** BEGIN Input **

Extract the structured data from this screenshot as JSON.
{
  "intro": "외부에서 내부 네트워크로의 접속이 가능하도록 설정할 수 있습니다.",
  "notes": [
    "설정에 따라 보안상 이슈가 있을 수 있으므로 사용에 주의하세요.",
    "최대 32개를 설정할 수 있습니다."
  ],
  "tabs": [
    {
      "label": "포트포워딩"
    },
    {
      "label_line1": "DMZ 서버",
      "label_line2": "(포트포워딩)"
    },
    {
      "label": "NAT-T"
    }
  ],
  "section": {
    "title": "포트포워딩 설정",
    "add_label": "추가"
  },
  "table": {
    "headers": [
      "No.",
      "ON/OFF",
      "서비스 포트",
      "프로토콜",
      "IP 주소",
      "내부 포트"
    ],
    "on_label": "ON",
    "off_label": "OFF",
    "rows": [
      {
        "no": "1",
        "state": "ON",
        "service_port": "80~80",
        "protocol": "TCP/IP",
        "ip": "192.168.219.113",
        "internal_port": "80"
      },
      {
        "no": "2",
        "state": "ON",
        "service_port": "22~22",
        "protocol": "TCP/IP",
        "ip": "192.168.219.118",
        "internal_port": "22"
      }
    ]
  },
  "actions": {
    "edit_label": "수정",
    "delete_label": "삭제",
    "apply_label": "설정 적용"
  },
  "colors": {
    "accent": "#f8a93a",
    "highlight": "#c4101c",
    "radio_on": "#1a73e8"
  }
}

** END Input **

§ What you will do: Filter the entries above down to the lines containing the word "있습니다".

§ Answer for this exercise:
  "intro": "외부에서 내부 네트워크로의 접속이 가능하도록 설정할 수 있습니다.",
    "최대 32개를 설정할 수 있습니다."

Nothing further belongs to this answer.